EXERCISE REQUIREMENTS >>
Retype all material exactly. Pictures stay out of the copy.

EXTRACTED INFORMATION >>
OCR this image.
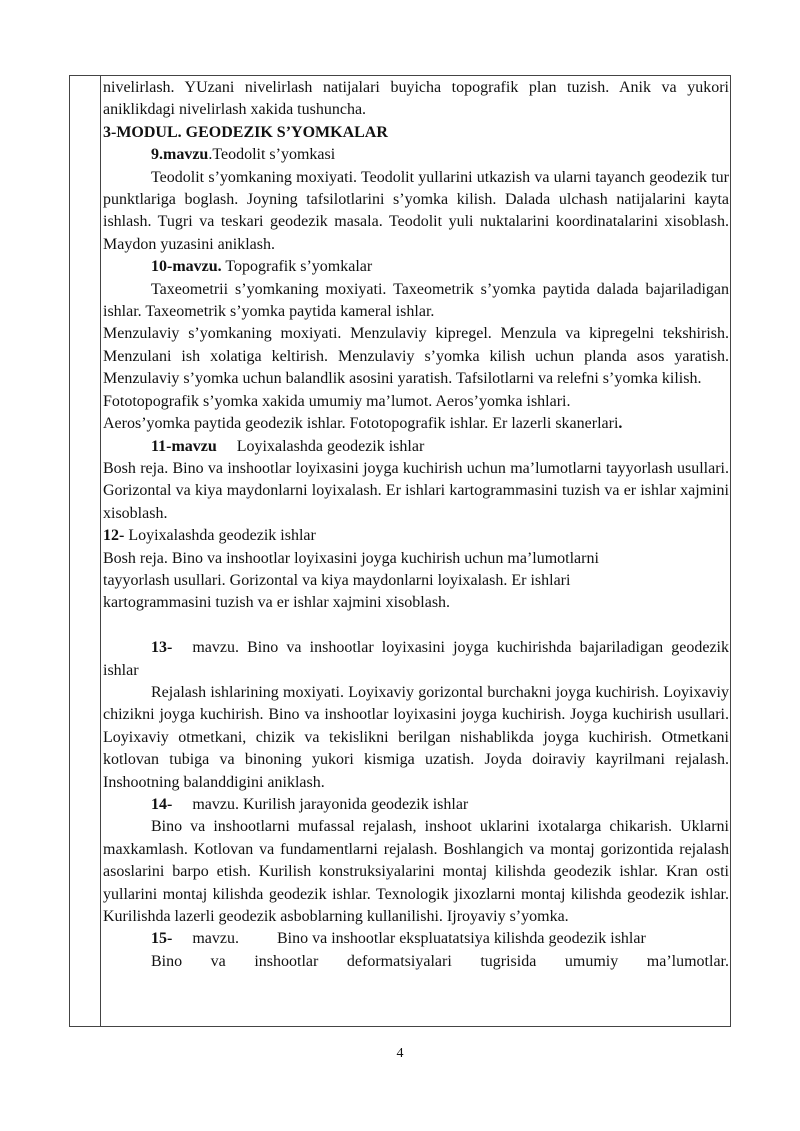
nivelirlash. YUzani nivelirlash natijalari buyicha topografik plan tuzish. Anik va yukori aniklikdagi nivelirlash xakida tushuncha.

3-MODUL. GEODEZIK S’YOMKALAR

9.mavzu.Teodolit s’yomkasi

Teodolit s’yomkaning moxiyati. Teodolit yullarini utkazish va ularni tayanch geodezik tur punktlariga boglash. Joyning tafsilotlarini s’yomka kilish. Dalada ulchash natijalarini kayta ishlash. Tugri va teskari geodezik masala. Teodolit yuli nuktalarini koordinatalarini xisoblash. Maydon yuzasini aniklash.

10-mavzu. Topografik s’yomkalar

Taxeometrii s’yomkaning moxiyati. Taxeometrik s’yomka paytida dalada bajariladigan ishlar. Taxeometrik s’yomka paytida kameral ishlar.

Menzulaviy s’yomkaning moxiyati. Menzulaviy kipregel. Menzula va kipregelni tekshirish. Menzulani ish xolatiga keltirish. Menzulaviy s’yomka kilish uchun planda asos yaratish. Menzulaviy s’yomka uchun balandlik asosini yaratish. Tafsilotlarni va relefni s’yomka kilish.

Fototopografik s’yomka xakida umumiy ma’lumot. Aeros’yomka ishlari.

Aeros’yomka paytida geodezik ishlar. Fototopografik ishlar. Er lazerli skanerlari.

11-mavzu Loyixalashda geodezik ishlar

Bosh reja. Bino va inshootlar loyixasini joyga kuchirish uchun ma’lumotlarni tayyorlash usullari. Gorizontal va kiya maydonlarni loyixalash. Er ishlari kartogrammasini tuzish va er ishlar xajmini xisoblash.

12- Loyixalashda geodezik ishlar

Bosh reja. Bino va inshootlar loyixasini joyga kuchirish uchun ma’lumotlarni

tayyorlash usullari. Gorizontal va kiya maydonlarni loyixalash. Er ishlari

kartogrammasini tuzish va er ishlar xajmini xisoblash.

13- mavzu. Bino va inshootlar loyixasini joyga kuchirishda bajariladigan geodezik ishlar

Rejalash ishlarining moxiyati. Loyixaviy gorizontal burchakni joyga kuchirish. Loyixaviy chizikni joyga kuchirish. Bino va inshootlar loyixasini joyga kuchirish. Joyga kuchirish usullari. Loyixaviy otmetkani, chizik va tekislikni berilgan nishablikda joyga kuchirish. Otmetkani kotlovan tubiga va binoning yukori kismiga uzatish. Joyda doiraviy kayrilmani rejalash. Inshootning balanddigini aniklash.

14- mavzu. Kurilish jarayonida geodezik ishlar

Bino va inshootlarni mufassal rejalash, inshoot uklarini ixotalarga chikarish. Uklarni maxkamlash. Kotlovan va fundamentlarni rejalash. Boshlangich va montaj gorizontida rejalash asoslarini barpo etish. Kurilish konstruksiyalarini montaj kilishda geodezik ishlar. Kran osti yullarini montaj kilishda geodezik ishlar. Texnologik jixozlarni montaj kilishda geodezik ishlar. Kurilishda lazerli geodezik asboblarning kullanilishi. Ijroyaviy s’yomka.

15- mavzu. Bino va inshootlar ekspluatatsiya kilishda geodezik ishlar

Bino va inshootlar deformatsiyalari tugrisida umumiy ma’lumotlar.

4
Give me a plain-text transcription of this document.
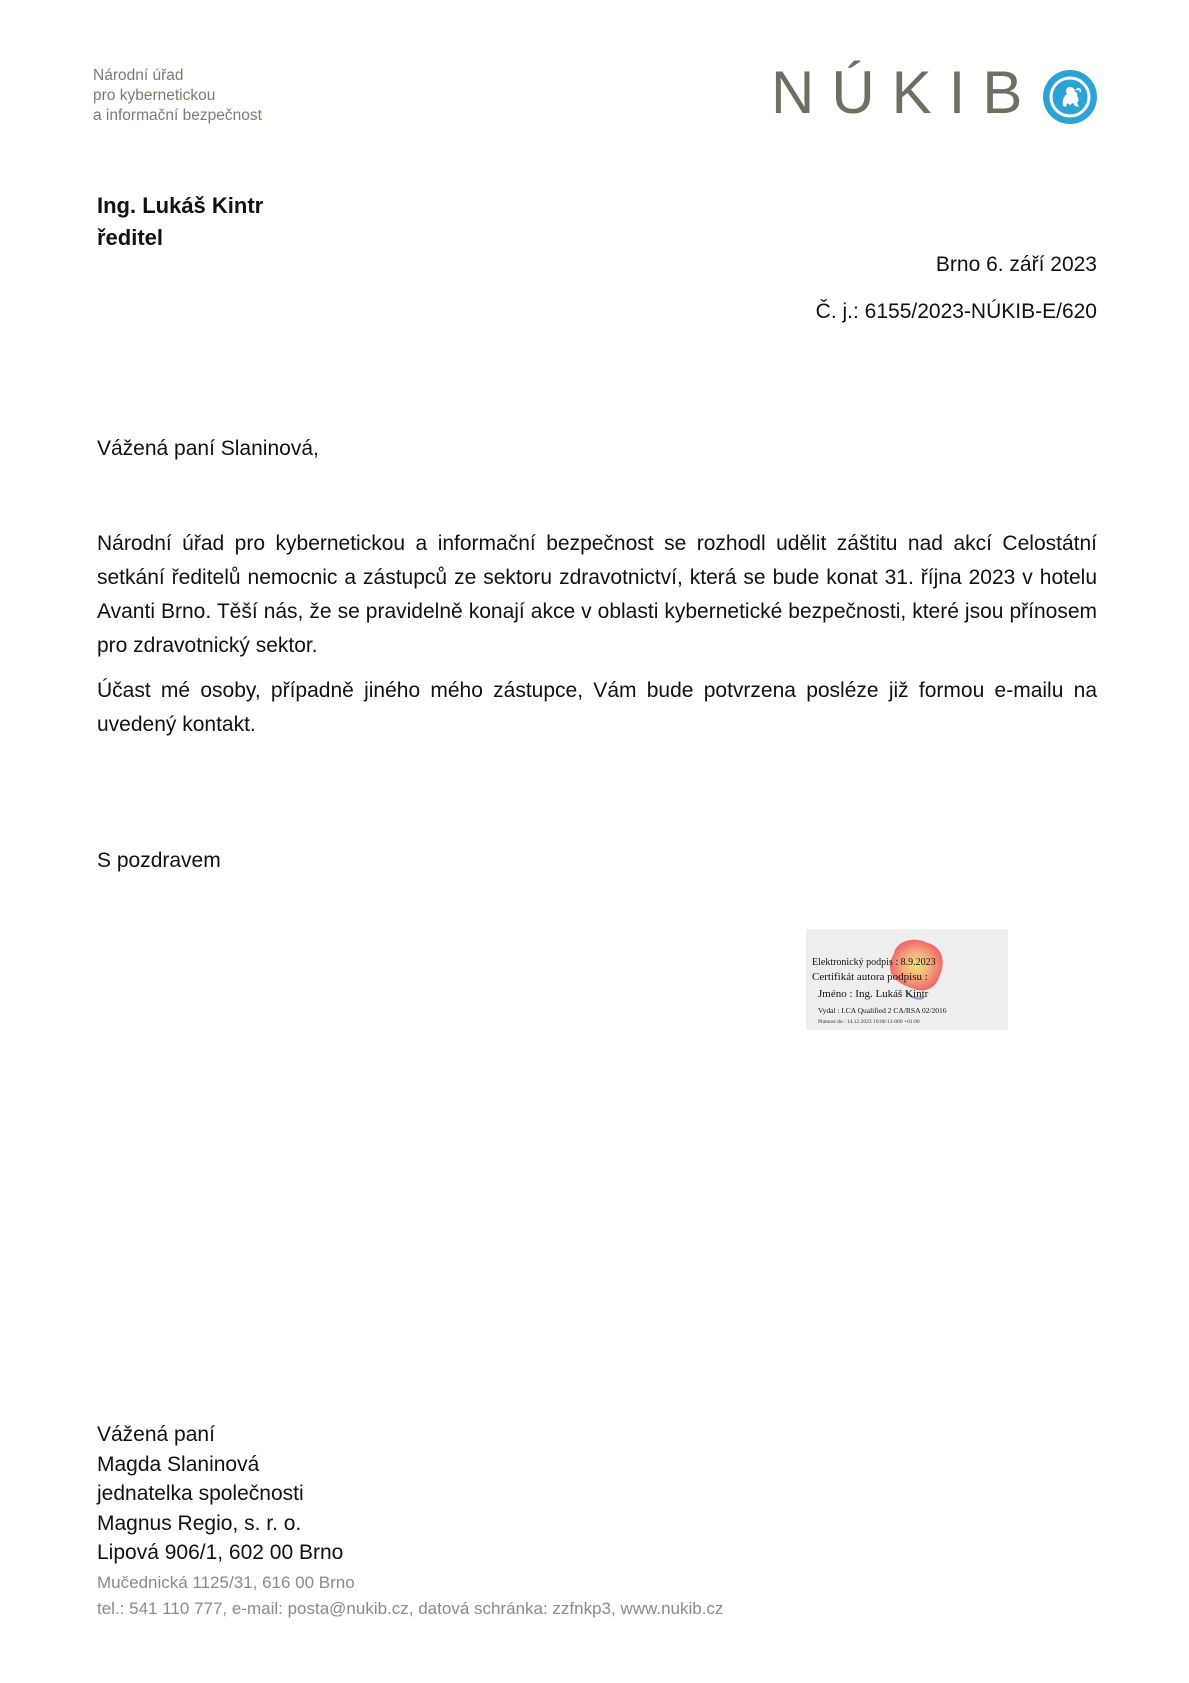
Národní úřad
pro kybernetickou
a informační bezpečnost	NÚKIB
Ing. Lukáš Kintr
ředitel
Brno 6. září 2023
Č. j.: 6155/2023-NÚKIB-E/620
Vážená paní Slaninová,

Národní úřad pro kybernetickou a informační bezpečnost se rozhodl udělit záštitu nad akcí Celostátní setkání ředitelů nemocnic a zástupců ze sektoru zdravotnictví, která se bude konat 31. října 2023 v hotelu Avanti Brno. Těší nás, že se pravidelně konají akce v oblasti kybernetické bezpečnosti, které jsou přínosem pro zdravotnický sektor.

Účast mé osoby, případně jiného mého zástupce, Vám bude potvrzena posléze již formou e-mailu na uvedený kontakt.

S pozdravem
Elektronický podpis : 8.9.2023
Certifikát autora podpisu :
Jméno : Ing. Lukáš Kintr
Vydal : I.CA Qualified 2 CA/RSA 02/2016
Platnost do : 14.12.2023 10:00:13-000 +01:00
Vážená paní
Magda Slaninová
jednatelka společnosti
Magnus Regio, s. r. o.
Lipová 906/1, 602 00 Brno
Mučednická 1125/31, 616 00 Brno
tel.: 541 110 777, e-mail: posta@nukib.cz, datová schránka: zzfnkp3, www.nukib.cz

REPLY >>
OCR this image.
nivelirlash. YUzani nivelirlash natijalari buyicha topografik plan tuzish. Anik va yukori aniklikdagi nivelirlash xakida tushuncha.

3-MODUL. GEODEZIK S’YOMKALAR

9.mavzu.Teodolit s’yomkasi

Teodolit s’yomkaning moxiyati. Teodolit yullarini utkazish va ularni tayanch geodezik tur punktlariga boglash. Joyning tafsilotlarini s’yomka kilish. Dalada ulchash natijalarini kayta ishlash. Tugri va teskari geodezik masala. Teodolit yuli nuktalarini koordinatalarini xisoblash. Maydon yuzasini aniklash.

10-mavzu. Topografik s’yomkalar

Taxeometrii s’yomkaning moxiyati. Taxeometrik s’yomka paytida dalada bajariladigan ishlar. Taxeometrik s’yomka paytida kameral ishlar.

Menzulaviy s’yomkaning moxiyati. Menzulaviy kipregel. Menzula va kipregelni tekshirish. Menzulani ish xolatiga keltirish. Menzulaviy s’yomka kilish uchun planda asos yaratish. Menzulaviy s’yomka uchun balandlik asosini yaratish. Tafsilotlarni va relefni s’yomka kilish.

Fototopografik s’yomka xakida umumiy ma’lumot. Aeros’yomka ishlari.

Aeros’yomka paytida geodezik ishlar. Fototopografik ishlar. Er lazerli skanerlari.

11-mavzu Loyixalashda geodezik ishlar

Bosh reja. Bino va inshootlar loyixasini joyga kuchirish uchun ma’lumotlarni tayyorlash usullari. Gorizontal va kiya maydonlarni loyixalash. Er ishlari kartogrammasini tuzish va er ishlar xajmini xisoblash.

12- Loyixalashda geodezik ishlar

Bosh reja. Bino va inshootlar loyixasini joyga kuchirish uchun ma’lumotlarni

tayyorlash usullari. Gorizontal va kiya maydonlarni loyixalash. Er ishlari

kartogrammasini tuzish va er ishlar xajmini xisoblash.

13- mavzu. Bino va inshootlar loyixasini joyga kuchirishda bajariladigan geodezik ishlar

Rejalash ishlarining moxiyati. Loyixaviy gorizontal burchakni joyga kuchirish. Loyixaviy chizikni joyga kuchirish. Bino va inshootlar loyixasini joyga kuchirish. Joyga kuchirish usullari. Loyixaviy otmetkani, chizik va tekislikni berilgan nishablikda joyga kuchirish. Otmetkani kotlovan tubiga va binoning yukori kismiga uzatish. Joyda doiraviy kayrilmani rejalash. Inshootning balanddigini aniklash.

14- mavzu. Kurilish jarayonida geodezik ishlar

Bino va inshootlarni mufassal rejalash, inshoot uklarini ixotalarga chikarish. Uklarni maxkamlash. Kotlovan va fundamentlarni rejalash. Boshlangich va montaj gorizontida rejalash asoslarini barpo etish. Kurilish konstruksiyalarini montaj kilishda geodezik ishlar. Kran osti yullarini montaj kilishda geodezik ishlar. Texnologik jixozlarni montaj kilishda geodezik ishlar. Kurilishda lazerli geodezik asboblarning kullanilishi. Ijroyaviy s’yomka.

15- mavzu. Bino va inshootlar ekspluatatsiya kilishda geodezik ishlar

Bino va inshootlar deformatsiyalari tugrisida umumiy ma’lumotlar.

4
Give me a plain-text transcription of this document.
Národní úřad
pro kybernetickou
a informační bezpečnost	NÚKIB
Ing. Lukáš Kintr
ředitel
Brno 6. září 2023
Č. j.: 6155/2023-NÚKIB-E/620
Vážená paní Slaninová,

Národní úřad pro kybernetickou a informační bezpečnost se rozhodl udělit záštitu nad akcí Celostátní setkání ředitelů nemocnic a zástupců ze sektoru zdravotnictví, která se bude konat 31. října 2023 v hotelu Avanti Brno. Těší nás, že se pravidelně konají akce v oblasti kybernetické bezpečnosti, které jsou přínosem pro zdravotnický sektor.

Účast mé osoby, případně jiného mého zástupce, Vám bude potvrzena posléze již formou e-mailu na uvedený kontakt.

S pozdravem
Elektronický podpis : 8.9.2023
Certifikát autora podpisu :
Jméno : Ing. Lukáš Kintr
Vydal : I.CA Qualified 2 CA/RSA 02/2016
Platnost do : 14.12.2023 10:00:13-000 +01:00
Vážená paní
Magda Slaninová
jednatelka společnosti
Magnus Regio, s. r. o.
Lipová 906/1, 602 00 Brno
Mučednická 1125/31, 616 00 Brno
tel.: 541 110 777, e-mail: posta@nukib.cz, datová schránka: zzfnkp3, www.nukib.cz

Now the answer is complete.